Collected data
▼

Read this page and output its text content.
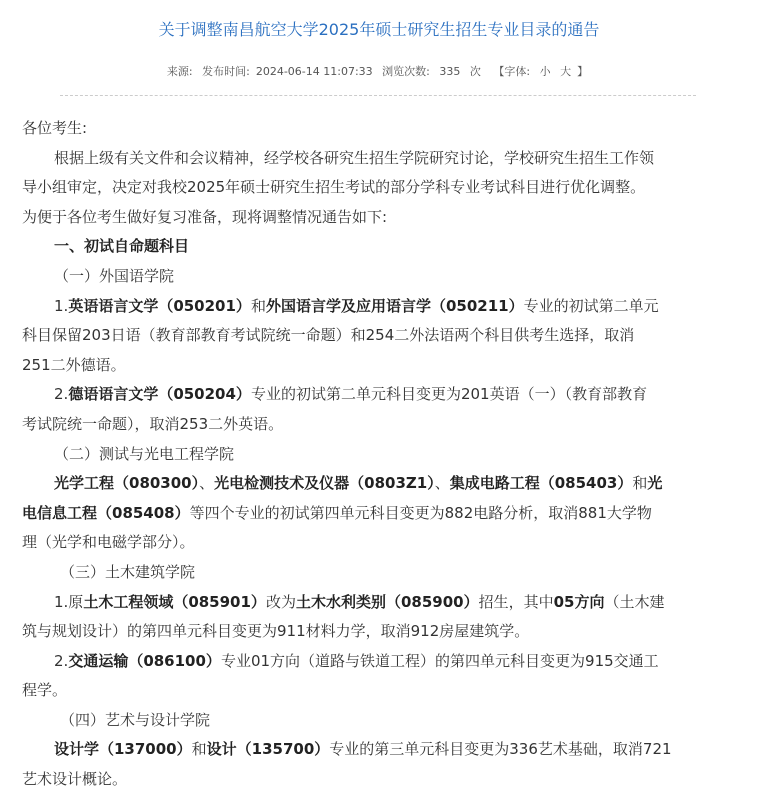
关于调整南昌航空大学2025年硕士研究生招生专业目录的通告
来源: 发布时间: 2024-06-14 11:07:33 浏览次数: 335 次 【字体: 小 大 】
各位考生:
根据上级有关文件和会议精神，经学校各研究生招生学院研究讨论，学校研究生招生工作领
导小组审定，决定对我校2025年硕士研究生招生考试的部分学科专业考试科目进行优化调整。
为便于各位考生做好复习准备，现将调整情况通告如下:
一、初试自命题科目
（一）外国语学院
1.英语语言文学（050201）和外国语言学及应用语言学（050211）专业的初试第二单元
科目保留203日语（教育部教育考试院统一命题）和254二外法语两个科目供考生选择，取消
251二外德语。
2.德语语言文学（050204）专业的初试第二单元科目变更为201英语（一）（教育部教育
考试院统一命题），取消253二外英语。
（二）测试与光电工程学院
光学工程（080300）、光电检测技术及仪器（0803Z1）、集成电路工程（085403）和光
电信息工程（085408）等四个专业的初试第四单元科目变更为882电路分析，取消881大学物
理（光学和电磁学部分）。
（三）土木建筑学院
1.原土木工程领域（085901）改为土木水利类别（085900）招生，其中05方向（土木建
筑与规划设计）的第四单元科目变更为911材料力学，取消912房屋建筑学。
2.交通运输（086100）专业01方向（道路与铁道工程）的第四单元科目变更为915交通工
程学。
（四）艺术与设计学院
设计学（137000）和设计（135700）专业的第三单元科目变更为336艺术基础，取消721
艺术设计概论。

▲

▶ [WORK TO DO]:
With the pictures omitted, reproduce the records in full and exactly.

▶ [SOLUTION TO THE EXERCISE]:
Read this page and output its text content.
关于调整南昌航空大学2025年硕士研究生招生专业目录的通告
来源: 发布时间: 2024-06-14 11:07:33 浏览次数: 335 次 【字体: 小 大 】
各位考生:
根据上级有关文件和会议精神，经学校各研究生招生学院研究讨论，学校研究生招生工作领
导小组审定，决定对我校2025年硕士研究生招生考试的部分学科专业考试科目进行优化调整。
为便于各位考生做好复习准备，现将调整情况通告如下:
一、初试自命题科目
（一）外国语学院
1.英语语言文学（050201）和外国语言学及应用语言学（050211）专业的初试第二单元
科目保留203日语（教育部教育考试院统一命题）和254二外法语两个科目供考生选择，取消
251二外德语。
2.德语语言文学（050204）专业的初试第二单元科目变更为201英语（一）（教育部教育
考试院统一命题），取消253二外英语。
（二）测试与光电工程学院
光学工程（080300）、光电检测技术及仪器（0803Z1）、集成电路工程（085403）和光
电信息工程（085408）等四个专业的初试第四单元科目变更为882电路分析，取消881大学物
理（光学和电磁学部分）。
（三）土木建筑学院
1.原土木工程领域（085901）改为土木水利类别（085900）招生，其中05方向（土木建
筑与规划设计）的第四单元科目变更为911材料力学，取消912房屋建筑学。
2.交通运输（086100）专业01方向（道路与铁道工程）的第四单元科目变更为915交通工
程学。
（四）艺术与设计学院
设计学（137000）和设计（135700）专业的第三单元科目变更为336艺术基础，取消721
艺术设计概论。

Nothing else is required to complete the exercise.